**GIVEN PROBLEM**. Retype the material below. Keep every word exactly as it is.

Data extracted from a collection
##############################

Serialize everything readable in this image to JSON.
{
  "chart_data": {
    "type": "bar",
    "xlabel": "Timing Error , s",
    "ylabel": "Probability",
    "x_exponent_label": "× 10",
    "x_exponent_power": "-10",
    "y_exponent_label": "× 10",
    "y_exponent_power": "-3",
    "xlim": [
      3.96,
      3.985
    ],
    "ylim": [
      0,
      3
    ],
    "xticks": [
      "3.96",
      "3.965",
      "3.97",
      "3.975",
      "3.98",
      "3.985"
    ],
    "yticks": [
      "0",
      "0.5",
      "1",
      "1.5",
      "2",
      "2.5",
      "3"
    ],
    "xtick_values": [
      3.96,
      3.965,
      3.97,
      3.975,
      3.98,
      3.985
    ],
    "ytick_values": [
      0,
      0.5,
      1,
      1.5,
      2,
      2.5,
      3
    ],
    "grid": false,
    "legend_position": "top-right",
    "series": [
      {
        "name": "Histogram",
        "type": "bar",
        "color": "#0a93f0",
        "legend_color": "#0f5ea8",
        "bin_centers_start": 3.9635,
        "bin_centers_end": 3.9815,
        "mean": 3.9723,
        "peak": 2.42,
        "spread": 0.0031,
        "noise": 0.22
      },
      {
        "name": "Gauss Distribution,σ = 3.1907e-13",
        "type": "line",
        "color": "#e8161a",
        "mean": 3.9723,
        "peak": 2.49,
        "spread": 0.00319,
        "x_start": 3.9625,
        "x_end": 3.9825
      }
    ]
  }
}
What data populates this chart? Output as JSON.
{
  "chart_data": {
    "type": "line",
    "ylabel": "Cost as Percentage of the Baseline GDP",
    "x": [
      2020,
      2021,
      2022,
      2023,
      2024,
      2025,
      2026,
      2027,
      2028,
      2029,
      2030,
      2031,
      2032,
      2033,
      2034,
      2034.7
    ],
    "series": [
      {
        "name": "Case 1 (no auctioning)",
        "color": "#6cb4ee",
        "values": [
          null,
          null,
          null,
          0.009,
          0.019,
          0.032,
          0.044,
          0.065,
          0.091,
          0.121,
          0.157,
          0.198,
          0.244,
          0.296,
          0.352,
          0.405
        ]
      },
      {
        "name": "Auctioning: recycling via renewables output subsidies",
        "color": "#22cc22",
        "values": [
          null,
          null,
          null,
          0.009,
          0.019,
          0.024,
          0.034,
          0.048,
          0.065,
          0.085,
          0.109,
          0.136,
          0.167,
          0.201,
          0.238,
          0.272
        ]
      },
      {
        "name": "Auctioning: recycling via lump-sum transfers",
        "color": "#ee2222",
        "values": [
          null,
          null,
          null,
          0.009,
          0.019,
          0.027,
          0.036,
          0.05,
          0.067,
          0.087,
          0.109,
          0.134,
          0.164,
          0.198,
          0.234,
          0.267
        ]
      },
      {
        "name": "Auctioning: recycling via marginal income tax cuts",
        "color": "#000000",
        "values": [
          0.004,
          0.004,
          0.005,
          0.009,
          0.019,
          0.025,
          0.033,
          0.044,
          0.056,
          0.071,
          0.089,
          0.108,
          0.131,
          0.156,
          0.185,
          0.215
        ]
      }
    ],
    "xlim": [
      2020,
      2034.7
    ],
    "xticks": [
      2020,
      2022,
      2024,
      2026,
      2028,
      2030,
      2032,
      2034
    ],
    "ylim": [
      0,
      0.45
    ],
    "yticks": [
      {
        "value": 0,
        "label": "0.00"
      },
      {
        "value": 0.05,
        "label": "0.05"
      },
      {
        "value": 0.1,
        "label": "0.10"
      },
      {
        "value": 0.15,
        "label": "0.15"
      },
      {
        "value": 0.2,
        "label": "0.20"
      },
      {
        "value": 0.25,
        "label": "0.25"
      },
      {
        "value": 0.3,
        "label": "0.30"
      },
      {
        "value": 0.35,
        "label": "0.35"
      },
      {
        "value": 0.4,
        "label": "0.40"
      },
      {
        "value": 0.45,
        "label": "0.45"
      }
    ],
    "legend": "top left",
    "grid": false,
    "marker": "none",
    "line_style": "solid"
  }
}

##############################

**CORRECT RESPONSE**.
Serialize everything readable in this image to JSON.
{
  "chart_data": {
    "type": "bar",
    "xlabel": "Timing Error , s",
    "ylabel": "Probability",
    "x_exponent_label": "× 10",
    "x_exponent_power": "-10",
    "y_exponent_label": "× 10",
    "y_exponent_power": "-3",
    "xlim": [
      3.96,
      3.985
    ],
    "ylim": [
      0,
      3
    ],
    "xticks": [
      "3.96",
      "3.965",
      "3.97",
      "3.975",
      "3.98",
      "3.985"
    ],
    "yticks": [
      "0",
      "0.5",
      "1",
      "1.5",
      "2",
      "2.5",
      "3"
    ],
    "xtick_values": [
      3.96,
      3.965,
      3.97,
      3.975,
      3.98,
      3.985
    ],
    "ytick_values": [
      0,
      0.5,
      1,
      1.5,
      2,
      2.5,
      3
    ],
    "grid": false,
    "legend_position": "top-right",
    "series": [
      {
        "name": "Histogram",
        "type": "bar",
        "color": "#0a93f0",
        "legend_color": "#0f5ea8",
        "bin_centers_start": 3.9635,
        "bin_centers_end": 3.9815,
        "mean": 3.9723,
        "peak": 2.42,
        "spread": 0.0031,
        "noise": 0.22
      },
      {
        "name": "Gauss Distribution,σ = 3.1907e-13",
        "type": "line",
        "color": "#e8161a",
        "mean": 3.9723,
        "peak": 2.49,
        "spread": 0.00319,
        "x_start": 3.9625,
        "x_end": 3.9825
      }
    ]
  }
}
What data populates this chart? Output as JSON.
{
  "chart_data": {
    "type": "line",
    "ylabel": "Cost as Percentage of the Baseline GDP",
    "x": [
      2020,
      2021,
      2022,
      2023,
      2024,
      2025,
      2026,
      2027,
      2028,
      2029,
      2030,
      2031,
      2032,
      2033,
      2034,
      2034.7
    ],
    "series": [
      {
        "name": "Case 1 (no auctioning)",
        "color": "#6cb4ee",
        "values": [
          null,
          null,
          null,
          0.009,
          0.019,
          0.032,
          0.044,
          0.065,
          0.091,
          0.121,
          0.157,
          0.198,
          0.244,
          0.296,
          0.352,
          0.405
        ]
      },
      {
        "name": "Auctioning: recycling via renewables output subsidies",
        "color": "#22cc22",
        "values": [
          null,
          null,
          null,
          0.009,
          0.019,
          0.024,
          0.034,
          0.048,
          0.065,
          0.085,
          0.109,
          0.136,
          0.167,
          0.201,
          0.238,
          0.272
        ]
      },
      {
        "name": "Auctioning: recycling via lump-sum transfers",
        "color": "#ee2222",
        "values": [
          null,
          null,
          null,
          0.009,
          0.019,
          0.027,
          0.036,
          0.05,
          0.067,
          0.087,
          0.109,
          0.134,
          0.164,
          0.198,
          0.234,
          0.267
        ]
      },
      {
        "name": "Auctioning: recycling via marginal income tax cuts",
        "color": "#000000",
        "values": [
          0.004,
          0.004,
          0.005,
          0.009,
          0.019,
          0.025,
          0.033,
          0.044,
          0.056,
          0.071,
          0.089,
          0.108,
          0.131,
          0.156,
          0.185,
          0.215
        ]
      }
    ],
    "xlim": [
      2020,
      2034.7
    ],
    "xticks": [
      2020,
      2022,
      2024,
      2026,
      2028,
      2030,
      2032,
      2034
    ],
    "ylim": [
      0,
      0.45
    ],
    "yticks": [
      {
        "value": 0,
        "label": "0.00"
      },
      {
        "value": 0.05,
        "label": "0.05"
      },
      {
        "value": 0.1,
        "label": "0.10"
      },
      {
        "value": 0.15,
        "label": "0.15"
      },
      {
        "value": 0.2,
        "label": "0.20"
      },
      {
        "value": 0.25,
        "label": "0.25"
      },
      {
        "value": 0.3,
        "label": "0.30"
      },
      {
        "value": 0.35,
        "label": "0.35"
      },
      {
        "value": 0.4,
        "label": "0.40"
      },
      {
        "value": 0.45,
        "label": "0.45"
      }
    ],
    "legend": "top left",
    "grid": false,
    "marker": "none",
    "line_style": "solid"
  }
}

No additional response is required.